Start of Given data

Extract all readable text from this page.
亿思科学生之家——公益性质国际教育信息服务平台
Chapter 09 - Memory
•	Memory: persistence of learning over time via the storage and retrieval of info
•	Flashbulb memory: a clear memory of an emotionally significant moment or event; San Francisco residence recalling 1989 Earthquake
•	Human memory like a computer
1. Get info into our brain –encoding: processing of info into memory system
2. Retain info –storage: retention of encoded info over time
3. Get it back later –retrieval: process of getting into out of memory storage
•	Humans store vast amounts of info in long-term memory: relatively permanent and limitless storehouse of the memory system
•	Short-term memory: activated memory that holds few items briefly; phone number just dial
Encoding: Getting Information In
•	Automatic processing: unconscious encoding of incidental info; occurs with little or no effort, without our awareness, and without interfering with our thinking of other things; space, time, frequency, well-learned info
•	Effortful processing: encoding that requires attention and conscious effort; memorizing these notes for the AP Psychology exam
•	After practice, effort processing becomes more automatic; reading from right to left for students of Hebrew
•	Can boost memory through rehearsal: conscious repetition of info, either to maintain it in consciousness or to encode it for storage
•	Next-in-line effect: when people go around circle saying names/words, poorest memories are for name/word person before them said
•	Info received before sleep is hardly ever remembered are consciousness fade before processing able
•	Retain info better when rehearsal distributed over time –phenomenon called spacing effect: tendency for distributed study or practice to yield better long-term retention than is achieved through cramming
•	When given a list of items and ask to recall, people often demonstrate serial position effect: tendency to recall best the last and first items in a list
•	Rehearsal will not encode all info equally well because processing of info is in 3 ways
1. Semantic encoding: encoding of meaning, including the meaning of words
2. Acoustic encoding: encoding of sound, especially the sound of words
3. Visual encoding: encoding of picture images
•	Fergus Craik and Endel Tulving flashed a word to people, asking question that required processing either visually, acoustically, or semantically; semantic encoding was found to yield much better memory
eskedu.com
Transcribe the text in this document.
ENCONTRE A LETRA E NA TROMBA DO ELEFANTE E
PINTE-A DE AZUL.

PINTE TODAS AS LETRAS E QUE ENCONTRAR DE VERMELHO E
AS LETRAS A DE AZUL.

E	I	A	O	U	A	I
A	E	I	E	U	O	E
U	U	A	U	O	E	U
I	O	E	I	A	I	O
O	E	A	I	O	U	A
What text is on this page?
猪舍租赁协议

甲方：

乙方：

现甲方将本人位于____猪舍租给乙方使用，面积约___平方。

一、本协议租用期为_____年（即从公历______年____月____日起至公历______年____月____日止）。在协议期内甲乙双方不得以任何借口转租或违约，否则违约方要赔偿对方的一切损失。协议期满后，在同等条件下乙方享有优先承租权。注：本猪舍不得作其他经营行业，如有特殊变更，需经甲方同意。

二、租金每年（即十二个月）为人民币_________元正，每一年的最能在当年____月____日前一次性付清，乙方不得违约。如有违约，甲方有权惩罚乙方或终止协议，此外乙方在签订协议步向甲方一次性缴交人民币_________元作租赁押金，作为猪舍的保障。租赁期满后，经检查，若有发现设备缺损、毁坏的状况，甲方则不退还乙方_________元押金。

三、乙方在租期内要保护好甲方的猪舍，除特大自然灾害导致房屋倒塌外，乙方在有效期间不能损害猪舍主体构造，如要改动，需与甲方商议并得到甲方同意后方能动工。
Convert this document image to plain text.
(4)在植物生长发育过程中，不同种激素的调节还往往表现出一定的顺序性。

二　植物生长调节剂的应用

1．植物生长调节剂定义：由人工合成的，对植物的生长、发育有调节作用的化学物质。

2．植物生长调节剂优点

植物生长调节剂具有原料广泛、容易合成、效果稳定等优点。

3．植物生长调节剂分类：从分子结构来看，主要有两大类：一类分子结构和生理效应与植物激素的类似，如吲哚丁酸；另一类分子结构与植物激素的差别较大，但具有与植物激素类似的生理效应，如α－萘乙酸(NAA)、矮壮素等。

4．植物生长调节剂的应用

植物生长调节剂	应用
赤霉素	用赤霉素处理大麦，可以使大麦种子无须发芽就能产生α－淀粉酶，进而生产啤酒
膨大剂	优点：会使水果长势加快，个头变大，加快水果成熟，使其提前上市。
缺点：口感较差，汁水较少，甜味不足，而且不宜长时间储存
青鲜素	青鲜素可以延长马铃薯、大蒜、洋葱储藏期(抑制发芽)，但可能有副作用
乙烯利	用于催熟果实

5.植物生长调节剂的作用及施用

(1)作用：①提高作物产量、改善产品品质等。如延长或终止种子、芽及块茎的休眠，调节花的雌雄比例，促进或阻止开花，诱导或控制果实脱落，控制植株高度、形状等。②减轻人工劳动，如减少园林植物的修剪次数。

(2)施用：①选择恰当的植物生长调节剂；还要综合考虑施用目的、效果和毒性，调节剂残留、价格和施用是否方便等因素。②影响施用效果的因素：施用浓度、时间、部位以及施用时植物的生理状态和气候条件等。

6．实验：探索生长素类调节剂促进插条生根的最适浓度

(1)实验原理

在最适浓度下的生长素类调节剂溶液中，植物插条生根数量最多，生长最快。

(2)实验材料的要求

End of Given data

What is asked ->
Scan the material above for the string "document" and report each line where you find it.

Solution to the exercise ->
Transcribe the text in this document.
Convert this document image to plain text.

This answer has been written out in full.